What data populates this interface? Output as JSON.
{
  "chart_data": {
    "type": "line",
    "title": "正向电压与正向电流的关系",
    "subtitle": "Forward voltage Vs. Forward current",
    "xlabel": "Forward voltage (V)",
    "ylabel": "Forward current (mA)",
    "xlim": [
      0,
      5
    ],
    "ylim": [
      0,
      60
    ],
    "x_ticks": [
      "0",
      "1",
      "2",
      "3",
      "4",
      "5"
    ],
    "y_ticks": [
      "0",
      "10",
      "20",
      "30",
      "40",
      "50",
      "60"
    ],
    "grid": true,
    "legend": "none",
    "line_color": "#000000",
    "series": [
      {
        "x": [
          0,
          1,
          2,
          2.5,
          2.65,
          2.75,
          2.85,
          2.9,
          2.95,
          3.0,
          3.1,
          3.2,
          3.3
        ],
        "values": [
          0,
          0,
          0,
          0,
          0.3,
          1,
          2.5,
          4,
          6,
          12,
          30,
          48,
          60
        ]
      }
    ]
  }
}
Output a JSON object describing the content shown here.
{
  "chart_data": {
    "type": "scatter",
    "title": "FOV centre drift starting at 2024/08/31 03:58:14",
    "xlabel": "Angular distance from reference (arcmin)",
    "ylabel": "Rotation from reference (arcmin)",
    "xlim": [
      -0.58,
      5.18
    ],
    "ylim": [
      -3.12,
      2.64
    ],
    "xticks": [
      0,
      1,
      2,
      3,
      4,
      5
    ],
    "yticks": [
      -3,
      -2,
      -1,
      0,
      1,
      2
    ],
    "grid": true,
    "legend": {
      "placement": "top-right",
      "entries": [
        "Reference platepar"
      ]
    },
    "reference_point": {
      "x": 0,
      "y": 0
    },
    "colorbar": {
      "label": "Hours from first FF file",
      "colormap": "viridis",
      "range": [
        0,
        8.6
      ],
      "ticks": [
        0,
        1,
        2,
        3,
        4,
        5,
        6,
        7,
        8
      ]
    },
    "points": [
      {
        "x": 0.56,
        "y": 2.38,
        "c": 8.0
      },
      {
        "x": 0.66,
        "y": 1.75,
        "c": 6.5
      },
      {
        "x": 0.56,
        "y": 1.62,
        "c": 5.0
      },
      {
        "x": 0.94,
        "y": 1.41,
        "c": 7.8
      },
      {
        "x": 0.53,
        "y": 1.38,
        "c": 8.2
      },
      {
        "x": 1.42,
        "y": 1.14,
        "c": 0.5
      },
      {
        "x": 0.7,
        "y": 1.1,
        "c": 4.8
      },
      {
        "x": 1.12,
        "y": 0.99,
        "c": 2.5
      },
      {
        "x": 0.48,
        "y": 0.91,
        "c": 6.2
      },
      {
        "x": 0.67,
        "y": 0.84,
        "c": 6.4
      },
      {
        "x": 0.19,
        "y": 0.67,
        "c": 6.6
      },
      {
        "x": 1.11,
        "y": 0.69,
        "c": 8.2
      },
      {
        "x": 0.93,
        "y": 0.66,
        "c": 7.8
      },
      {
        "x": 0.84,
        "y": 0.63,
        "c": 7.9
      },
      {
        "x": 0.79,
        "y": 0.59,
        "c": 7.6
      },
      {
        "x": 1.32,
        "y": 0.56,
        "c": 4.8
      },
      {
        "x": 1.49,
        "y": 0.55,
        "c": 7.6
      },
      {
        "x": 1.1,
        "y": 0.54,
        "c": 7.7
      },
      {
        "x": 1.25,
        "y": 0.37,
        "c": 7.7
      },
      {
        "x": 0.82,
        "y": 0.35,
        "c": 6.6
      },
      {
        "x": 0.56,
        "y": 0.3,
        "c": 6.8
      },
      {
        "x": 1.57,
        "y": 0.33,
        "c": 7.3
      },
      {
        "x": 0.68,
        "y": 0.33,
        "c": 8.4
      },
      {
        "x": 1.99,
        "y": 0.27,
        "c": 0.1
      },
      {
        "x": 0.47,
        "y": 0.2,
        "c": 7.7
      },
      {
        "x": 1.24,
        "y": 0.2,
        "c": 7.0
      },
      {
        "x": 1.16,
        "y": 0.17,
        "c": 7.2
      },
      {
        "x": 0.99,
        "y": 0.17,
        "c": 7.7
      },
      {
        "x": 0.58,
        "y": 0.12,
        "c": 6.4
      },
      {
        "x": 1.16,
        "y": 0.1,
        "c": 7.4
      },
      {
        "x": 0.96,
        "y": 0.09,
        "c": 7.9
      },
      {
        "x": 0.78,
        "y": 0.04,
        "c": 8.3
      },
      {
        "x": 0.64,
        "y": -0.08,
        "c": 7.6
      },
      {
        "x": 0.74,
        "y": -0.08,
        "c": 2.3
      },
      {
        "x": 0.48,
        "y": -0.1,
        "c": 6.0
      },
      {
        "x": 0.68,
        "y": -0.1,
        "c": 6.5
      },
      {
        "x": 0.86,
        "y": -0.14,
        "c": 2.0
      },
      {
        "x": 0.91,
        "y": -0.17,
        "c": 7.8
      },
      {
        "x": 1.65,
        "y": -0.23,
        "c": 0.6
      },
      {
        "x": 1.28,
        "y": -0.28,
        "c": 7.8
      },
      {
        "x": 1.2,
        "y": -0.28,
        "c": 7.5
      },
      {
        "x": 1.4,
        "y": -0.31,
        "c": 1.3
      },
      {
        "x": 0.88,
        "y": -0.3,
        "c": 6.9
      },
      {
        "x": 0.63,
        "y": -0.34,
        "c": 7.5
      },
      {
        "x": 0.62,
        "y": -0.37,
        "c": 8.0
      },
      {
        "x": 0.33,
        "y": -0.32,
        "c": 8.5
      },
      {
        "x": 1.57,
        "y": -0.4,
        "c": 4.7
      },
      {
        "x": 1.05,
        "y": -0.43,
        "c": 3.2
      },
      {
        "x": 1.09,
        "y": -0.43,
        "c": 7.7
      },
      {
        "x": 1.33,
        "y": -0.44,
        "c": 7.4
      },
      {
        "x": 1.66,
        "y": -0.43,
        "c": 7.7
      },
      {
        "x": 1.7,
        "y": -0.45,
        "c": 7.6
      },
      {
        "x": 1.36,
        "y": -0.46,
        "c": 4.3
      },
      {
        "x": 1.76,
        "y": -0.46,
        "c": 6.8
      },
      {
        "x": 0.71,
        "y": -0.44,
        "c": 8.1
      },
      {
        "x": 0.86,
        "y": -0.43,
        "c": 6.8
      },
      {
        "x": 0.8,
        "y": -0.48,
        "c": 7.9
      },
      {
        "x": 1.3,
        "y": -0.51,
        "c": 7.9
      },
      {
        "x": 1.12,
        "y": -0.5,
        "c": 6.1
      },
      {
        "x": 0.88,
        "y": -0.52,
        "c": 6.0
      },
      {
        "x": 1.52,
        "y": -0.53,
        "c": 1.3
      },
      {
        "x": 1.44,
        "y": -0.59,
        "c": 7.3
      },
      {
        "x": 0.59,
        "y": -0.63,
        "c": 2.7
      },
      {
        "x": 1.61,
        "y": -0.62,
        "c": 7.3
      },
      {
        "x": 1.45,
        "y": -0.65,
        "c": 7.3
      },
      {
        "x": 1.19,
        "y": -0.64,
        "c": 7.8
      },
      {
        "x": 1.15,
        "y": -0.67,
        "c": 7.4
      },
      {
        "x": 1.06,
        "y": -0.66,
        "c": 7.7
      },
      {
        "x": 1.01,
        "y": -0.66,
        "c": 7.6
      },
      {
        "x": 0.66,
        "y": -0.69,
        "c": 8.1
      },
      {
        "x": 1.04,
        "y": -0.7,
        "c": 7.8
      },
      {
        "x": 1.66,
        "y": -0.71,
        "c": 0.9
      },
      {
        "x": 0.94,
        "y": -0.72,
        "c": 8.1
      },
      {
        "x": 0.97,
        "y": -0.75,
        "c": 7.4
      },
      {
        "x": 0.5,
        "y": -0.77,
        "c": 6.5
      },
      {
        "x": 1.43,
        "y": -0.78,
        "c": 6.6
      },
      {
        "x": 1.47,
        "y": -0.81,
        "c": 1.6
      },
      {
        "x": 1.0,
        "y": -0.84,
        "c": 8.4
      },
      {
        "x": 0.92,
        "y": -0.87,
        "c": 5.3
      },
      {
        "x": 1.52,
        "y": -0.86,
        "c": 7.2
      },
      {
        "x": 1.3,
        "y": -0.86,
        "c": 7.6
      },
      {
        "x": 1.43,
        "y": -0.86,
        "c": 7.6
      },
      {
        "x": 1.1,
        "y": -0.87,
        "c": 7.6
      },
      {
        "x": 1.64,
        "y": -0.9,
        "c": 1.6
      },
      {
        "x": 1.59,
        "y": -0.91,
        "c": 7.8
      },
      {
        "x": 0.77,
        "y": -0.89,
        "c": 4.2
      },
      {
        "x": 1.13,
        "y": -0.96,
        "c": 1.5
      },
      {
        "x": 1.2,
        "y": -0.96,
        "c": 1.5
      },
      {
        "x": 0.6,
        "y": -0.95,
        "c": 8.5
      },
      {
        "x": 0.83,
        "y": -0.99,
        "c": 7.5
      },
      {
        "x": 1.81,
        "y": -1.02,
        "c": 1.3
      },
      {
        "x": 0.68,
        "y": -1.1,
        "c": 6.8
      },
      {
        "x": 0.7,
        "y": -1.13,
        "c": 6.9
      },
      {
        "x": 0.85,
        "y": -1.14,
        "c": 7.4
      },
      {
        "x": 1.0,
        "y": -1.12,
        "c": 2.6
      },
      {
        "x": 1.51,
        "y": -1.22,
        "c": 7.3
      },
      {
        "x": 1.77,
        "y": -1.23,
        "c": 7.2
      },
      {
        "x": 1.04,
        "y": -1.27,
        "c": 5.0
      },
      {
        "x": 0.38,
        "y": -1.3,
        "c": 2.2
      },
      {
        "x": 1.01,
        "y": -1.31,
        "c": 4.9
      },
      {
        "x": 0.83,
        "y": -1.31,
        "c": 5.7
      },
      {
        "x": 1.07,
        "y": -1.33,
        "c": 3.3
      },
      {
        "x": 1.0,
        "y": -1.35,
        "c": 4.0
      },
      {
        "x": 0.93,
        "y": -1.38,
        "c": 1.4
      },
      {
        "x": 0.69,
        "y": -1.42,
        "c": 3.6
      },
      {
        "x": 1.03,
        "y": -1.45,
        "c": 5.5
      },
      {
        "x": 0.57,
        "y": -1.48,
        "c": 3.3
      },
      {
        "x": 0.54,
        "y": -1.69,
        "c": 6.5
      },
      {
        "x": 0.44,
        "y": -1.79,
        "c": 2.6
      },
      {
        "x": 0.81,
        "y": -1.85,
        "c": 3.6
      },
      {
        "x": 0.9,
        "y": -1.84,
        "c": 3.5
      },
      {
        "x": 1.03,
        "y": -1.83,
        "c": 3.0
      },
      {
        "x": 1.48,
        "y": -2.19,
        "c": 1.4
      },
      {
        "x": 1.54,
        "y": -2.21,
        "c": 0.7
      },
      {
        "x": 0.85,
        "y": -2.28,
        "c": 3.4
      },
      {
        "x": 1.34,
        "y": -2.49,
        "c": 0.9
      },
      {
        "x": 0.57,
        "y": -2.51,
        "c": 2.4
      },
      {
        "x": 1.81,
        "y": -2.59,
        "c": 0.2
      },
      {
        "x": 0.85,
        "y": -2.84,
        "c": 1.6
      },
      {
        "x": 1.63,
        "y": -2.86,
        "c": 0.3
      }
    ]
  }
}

+--

Copy out all lines above that include the string "xlabel".

> _EXERCISE SOLUTION_:
    "xlabel": "Forward voltage (V)",
    "xlabel": "Angular distance from reference (arcmin)",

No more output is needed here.